EXERCISE DIRECTIONS: Will you quote all of the entries, word for word?
## Begin THE INPUT
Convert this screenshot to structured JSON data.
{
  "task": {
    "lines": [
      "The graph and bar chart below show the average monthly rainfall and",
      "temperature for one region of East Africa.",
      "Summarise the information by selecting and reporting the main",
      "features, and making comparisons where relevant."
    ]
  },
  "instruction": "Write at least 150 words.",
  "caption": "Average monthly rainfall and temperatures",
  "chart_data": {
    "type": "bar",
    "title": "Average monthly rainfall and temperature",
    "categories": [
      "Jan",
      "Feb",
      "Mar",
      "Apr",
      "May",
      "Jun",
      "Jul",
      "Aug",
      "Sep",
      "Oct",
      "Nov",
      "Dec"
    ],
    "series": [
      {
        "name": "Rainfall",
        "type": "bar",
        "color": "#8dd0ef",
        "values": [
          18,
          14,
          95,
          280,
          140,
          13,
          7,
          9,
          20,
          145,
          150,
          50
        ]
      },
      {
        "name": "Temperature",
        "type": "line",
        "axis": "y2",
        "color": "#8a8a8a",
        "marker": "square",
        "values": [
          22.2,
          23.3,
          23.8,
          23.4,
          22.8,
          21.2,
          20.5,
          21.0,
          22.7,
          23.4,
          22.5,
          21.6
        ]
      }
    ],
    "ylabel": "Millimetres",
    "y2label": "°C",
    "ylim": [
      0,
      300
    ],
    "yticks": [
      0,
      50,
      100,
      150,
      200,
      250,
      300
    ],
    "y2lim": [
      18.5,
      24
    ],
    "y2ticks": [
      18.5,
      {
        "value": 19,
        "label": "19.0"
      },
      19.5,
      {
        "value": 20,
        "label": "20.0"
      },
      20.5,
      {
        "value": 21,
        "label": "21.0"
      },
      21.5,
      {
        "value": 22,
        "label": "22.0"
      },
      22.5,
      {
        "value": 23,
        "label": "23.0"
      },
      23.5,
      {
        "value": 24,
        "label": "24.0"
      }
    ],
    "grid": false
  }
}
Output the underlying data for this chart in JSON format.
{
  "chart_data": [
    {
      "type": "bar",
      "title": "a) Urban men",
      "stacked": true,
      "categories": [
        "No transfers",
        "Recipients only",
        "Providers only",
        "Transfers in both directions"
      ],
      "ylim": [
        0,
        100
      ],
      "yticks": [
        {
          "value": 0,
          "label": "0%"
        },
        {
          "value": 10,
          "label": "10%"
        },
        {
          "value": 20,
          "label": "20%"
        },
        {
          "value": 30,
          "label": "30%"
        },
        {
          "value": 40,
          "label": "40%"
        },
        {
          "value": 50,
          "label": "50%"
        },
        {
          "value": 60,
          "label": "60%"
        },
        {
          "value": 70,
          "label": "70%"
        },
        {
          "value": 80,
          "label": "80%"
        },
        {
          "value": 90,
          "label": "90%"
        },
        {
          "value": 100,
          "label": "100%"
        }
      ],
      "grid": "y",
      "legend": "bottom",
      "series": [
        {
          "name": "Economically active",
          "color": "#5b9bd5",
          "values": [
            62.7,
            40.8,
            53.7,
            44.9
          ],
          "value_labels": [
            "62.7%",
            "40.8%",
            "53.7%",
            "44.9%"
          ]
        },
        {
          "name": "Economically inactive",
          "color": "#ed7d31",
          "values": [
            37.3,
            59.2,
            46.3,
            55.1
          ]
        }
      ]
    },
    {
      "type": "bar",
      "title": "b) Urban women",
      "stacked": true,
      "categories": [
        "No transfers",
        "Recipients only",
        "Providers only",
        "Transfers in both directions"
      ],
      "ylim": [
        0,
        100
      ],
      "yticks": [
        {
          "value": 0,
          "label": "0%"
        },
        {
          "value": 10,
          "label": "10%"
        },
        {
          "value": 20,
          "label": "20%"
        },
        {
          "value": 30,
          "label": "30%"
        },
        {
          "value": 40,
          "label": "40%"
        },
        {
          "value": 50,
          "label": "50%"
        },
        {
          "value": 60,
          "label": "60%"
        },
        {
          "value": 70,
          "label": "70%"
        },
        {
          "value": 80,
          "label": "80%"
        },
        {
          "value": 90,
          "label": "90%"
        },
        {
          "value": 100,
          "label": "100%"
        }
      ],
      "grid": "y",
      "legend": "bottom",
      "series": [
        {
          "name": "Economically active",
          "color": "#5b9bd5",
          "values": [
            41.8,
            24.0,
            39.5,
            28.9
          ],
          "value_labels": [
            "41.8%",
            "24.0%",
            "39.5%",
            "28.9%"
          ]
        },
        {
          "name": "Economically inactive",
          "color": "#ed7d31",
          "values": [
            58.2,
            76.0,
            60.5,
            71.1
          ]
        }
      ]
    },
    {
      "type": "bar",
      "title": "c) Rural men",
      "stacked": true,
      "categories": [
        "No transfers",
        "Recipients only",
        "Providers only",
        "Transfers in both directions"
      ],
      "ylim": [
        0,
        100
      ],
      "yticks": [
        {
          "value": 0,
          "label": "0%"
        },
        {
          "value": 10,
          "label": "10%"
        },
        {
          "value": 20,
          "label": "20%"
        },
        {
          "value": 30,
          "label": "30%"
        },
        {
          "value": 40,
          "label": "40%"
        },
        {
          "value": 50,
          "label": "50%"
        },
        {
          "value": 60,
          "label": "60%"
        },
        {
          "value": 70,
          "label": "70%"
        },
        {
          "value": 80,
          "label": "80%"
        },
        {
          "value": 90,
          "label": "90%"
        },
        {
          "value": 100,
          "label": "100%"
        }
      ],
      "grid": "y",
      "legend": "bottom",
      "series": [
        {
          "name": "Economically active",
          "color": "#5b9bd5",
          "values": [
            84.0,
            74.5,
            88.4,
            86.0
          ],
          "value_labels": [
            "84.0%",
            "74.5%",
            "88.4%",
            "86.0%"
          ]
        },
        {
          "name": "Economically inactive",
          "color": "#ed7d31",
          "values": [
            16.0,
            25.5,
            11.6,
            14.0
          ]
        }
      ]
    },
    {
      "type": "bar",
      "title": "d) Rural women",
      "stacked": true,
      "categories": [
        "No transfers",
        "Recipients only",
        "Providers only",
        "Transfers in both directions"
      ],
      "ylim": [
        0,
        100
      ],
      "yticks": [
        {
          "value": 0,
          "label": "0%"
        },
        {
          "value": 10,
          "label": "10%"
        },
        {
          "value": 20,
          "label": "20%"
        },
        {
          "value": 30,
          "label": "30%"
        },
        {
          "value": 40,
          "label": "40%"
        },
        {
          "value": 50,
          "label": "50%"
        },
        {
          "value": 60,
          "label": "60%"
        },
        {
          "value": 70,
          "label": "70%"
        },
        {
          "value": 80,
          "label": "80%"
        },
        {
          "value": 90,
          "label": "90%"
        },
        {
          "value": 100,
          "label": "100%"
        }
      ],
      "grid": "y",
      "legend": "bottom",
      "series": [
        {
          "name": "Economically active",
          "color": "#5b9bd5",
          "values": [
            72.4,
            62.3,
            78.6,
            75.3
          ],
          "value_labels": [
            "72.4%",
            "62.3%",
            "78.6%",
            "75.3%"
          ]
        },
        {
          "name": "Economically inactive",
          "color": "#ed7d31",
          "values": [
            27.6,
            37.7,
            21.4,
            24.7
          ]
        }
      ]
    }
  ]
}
## End THE INPUT
TASK ANSWER:
Convert this screenshot to structured JSON data.
{
  "task": {
    "lines": [
      "The graph and bar chart below show the average monthly rainfall and",
      "temperature for one region of East Africa.",
      "Summarise the information by selecting and reporting the main",
      "features, and making comparisons where relevant."
    ]
  },
  "instruction": "Write at least 150 words.",
  "caption": "Average monthly rainfall and temperatures",
  "chart_data": {
    "type": "bar",
    "title": "Average monthly rainfall and temperature",
    "categories": [
      "Jan",
      "Feb",
      "Mar",
      "Apr",
      "May",
      "Jun",
      "Jul",
      "Aug",
      "Sep",
      "Oct",
      "Nov",
      "Dec"
    ],
    "series": [
      {
        "name": "Rainfall",
        "type": "bar",
        "color": "#8dd0ef",
        "values": [
          18,
          14,
          95,
          280,
          140,
          13,
          7,
          9,
          20,
          145,
          150,
          50
        ]
      },
      {
        "name": "Temperature",
        "type": "line",
        "axis": "y2",
        "color": "#8a8a8a",
        "marker": "square",
        "values": [
          22.2,
          23.3,
          23.8,
          23.4,
          22.8,
          21.2,
          20.5,
          21.0,
          22.7,
          23.4,
          22.5,
          21.6
        ]
      }
    ],
    "ylabel": "Millimetres",
    "y2label": "°C",
    "ylim": [
      0,
      300
    ],
    "yticks": [
      0,
      50,
      100,
      150,
      200,
      250,
      300
    ],
    "y2lim": [
      18.5,
      24
    ],
    "y2ticks": [
      18.5,
      {
        "value": 19,
        "label": "19.0"
      },
      19.5,
      {
        "value": 20,
        "label": "20.0"
      },
      20.5,
      {
        "value": 21,
        "label": "21.0"
      },
      21.5,
      {
        "value": 22,
        "label": "22.0"
      },
      22.5,
      {
        "value": 23,
        "label": "23.0"
      },
      23.5,
      {
        "value": 24,
        "label": "24.0"
      }
    ],
    "grid": false
  }
}
Output the underlying data for this chart in JSON format.
{
  "chart_data": [
    {
      "type": "bar",
      "title": "a) Urban men",
      "stacked": true,
      "categories": [
        "No transfers",
        "Recipients only",
        "Providers only",
        "Transfers in both directions"
      ],
      "ylim": [
        0,
        100
      ],
      "yticks": [
        {
          "value": 0,
          "label": "0%"
        },
        {
          "value": 10,
          "label": "10%"
        },
        {
          "value": 20,
          "label": "20%"
        },
        {
          "value": 30,
          "label": "30%"
        },
        {
          "value": 40,
          "label": "40%"
        },
        {
          "value": 50,
          "label": "50%"
        },
        {
          "value": 60,
          "label": "60%"
        },
        {
          "value": 70,
          "label": "70%"
        },
        {
          "value": 80,
          "label": "80%"
        },
        {
          "value": 90,
          "label": "90%"
        },
        {
          "value": 100,
          "label": "100%"
        }
      ],
      "grid": "y",
      "legend": "bottom",
      "series": [
        {
          "name": "Economically active",
          "color": "#5b9bd5",
          "values": [
            62.7,
            40.8,
            53.7,
            44.9
          ],
          "value_labels": [
            "62.7%",
            "40.8%",
            "53.7%",
            "44.9%"
          ]
        },
        {
          "name": "Economically inactive",
          "color": "#ed7d31",
          "values": [
            37.3,
            59.2,
            46.3,
            55.1
          ]
        }
      ]
    },
    {
      "type": "bar",
      "title": "b) Urban women",
      "stacked": true,
      "categories": [
        "No transfers",
        "Recipients only",
        "Providers only",
        "Transfers in both directions"
      ],
      "ylim": [
        0,
        100
      ],
      "yticks": [
        {
          "value": 0,
          "label": "0%"
        },
        {
          "value": 10,
          "label": "10%"
        },
        {
          "value": 20,
          "label": "20%"
        },
        {
          "value": 30,
          "label": "30%"
        },
        {
          "value": 40,
          "label": "40%"
        },
        {
          "value": 50,
          "label": "50%"
        },
        {
          "value": 60,
          "label": "60%"
        },
        {
          "value": 70,
          "label": "70%"
        },
        {
          "value": 80,
          "label": "80%"
        },
        {
          "value": 90,
          "label": "90%"
        },
        {
          "value": 100,
          "label": "100%"
        }
      ],
      "grid": "y",
      "legend": "bottom",
      "series": [
        {
          "name": "Economically active",
          "color": "#5b9bd5",
          "values": [
            41.8,
            24.0,
            39.5,
            28.9
          ],
          "value_labels": [
            "41.8%",
            "24.0%",
            "39.5%",
            "28.9%"
          ]
        },
        {
          "name": "Economically inactive",
          "color": "#ed7d31",
          "values": [
            58.2,
            76.0,
            60.5,
            71.1
          ]
        }
      ]
    },
    {
      "type": "bar",
      "title": "c) Rural men",
      "stacked": true,
      "categories": [
        "No transfers",
        "Recipients only",
        "Providers only",
        "Transfers in both directions"
      ],
      "ylim": [
        0,
        100
      ],
      "yticks": [
        {
          "value": 0,
          "label": "0%"
        },
        {
          "value": 10,
          "label": "10%"
        },
        {
          "value": 20,
          "label": "20%"
        },
        {
          "value": 30,
          "label": "30%"
        },
        {
          "value": 40,
          "label": "40%"
        },
        {
          "value": 50,
          "label": "50%"
        },
        {
          "value": 60,
          "label": "60%"
        },
        {
          "value": 70,
          "label": "70%"
        },
        {
          "value": 80,
          "label": "80%"
        },
        {
          "value": 90,
          "label": "90%"
        },
        {
          "value": 100,
          "label": "100%"
        }
      ],
      "grid": "y",
      "legend": "bottom",
      "series": [
        {
          "name": "Economically active",
          "color": "#5b9bd5",
          "values": [
            84.0,
            74.5,
            88.4,
            86.0
          ],
          "value_labels": [
            "84.0%",
            "74.5%",
            "88.4%",
            "86.0%"
          ]
        },
        {
          "name": "Economically inactive",
          "color": "#ed7d31",
          "values": [
            16.0,
            25.5,
            11.6,
            14.0
          ]
        }
      ]
    },
    {
      "type": "bar",
      "title": "d) Rural women",
      "stacked": true,
      "categories": [
        "No transfers",
        "Recipients only",
        "Providers only",
        "Transfers in both directions"
      ],
      "ylim": [
        0,
        100
      ],
      "yticks": [
        {
          "value": 0,
          "label": "0%"
        },
        {
          "value": 10,
          "label": "10%"
        },
        {
          "value": 20,
          "label": "20%"
        },
        {
          "value": 30,
          "label": "30%"
        },
        {
          "value": 40,
          "label": "40%"
        },
        {
          "value": 50,
          "label": "50%"
        },
        {
          "value": 60,
          "label": "60%"
        },
        {
          "value": 70,
          "label": "70%"
        },
        {
          "value": 80,
          "label": "80%"
        },
        {
          "value": 90,
          "label": "90%"
        },
        {
          "value": 100,
          "label": "100%"
        }
      ],
      "grid": "y",
      "legend": "bottom",
      "series": [
        {
          "name": "Economically active",
          "color": "#5b9bd5",
          "values": [
            72.4,
            62.3,
            78.6,
            75.3
          ],
          "value_labels": [
            "72.4%",
            "62.3%",
            "78.6%",
            "75.3%"
          ]
        },
        {
          "name": "Economically inactive",
          "color": "#ed7d31",
          "values": [
            27.6,
            37.7,
            21.4,
            24.7
          ]
        }
      ]
    }
  ]
}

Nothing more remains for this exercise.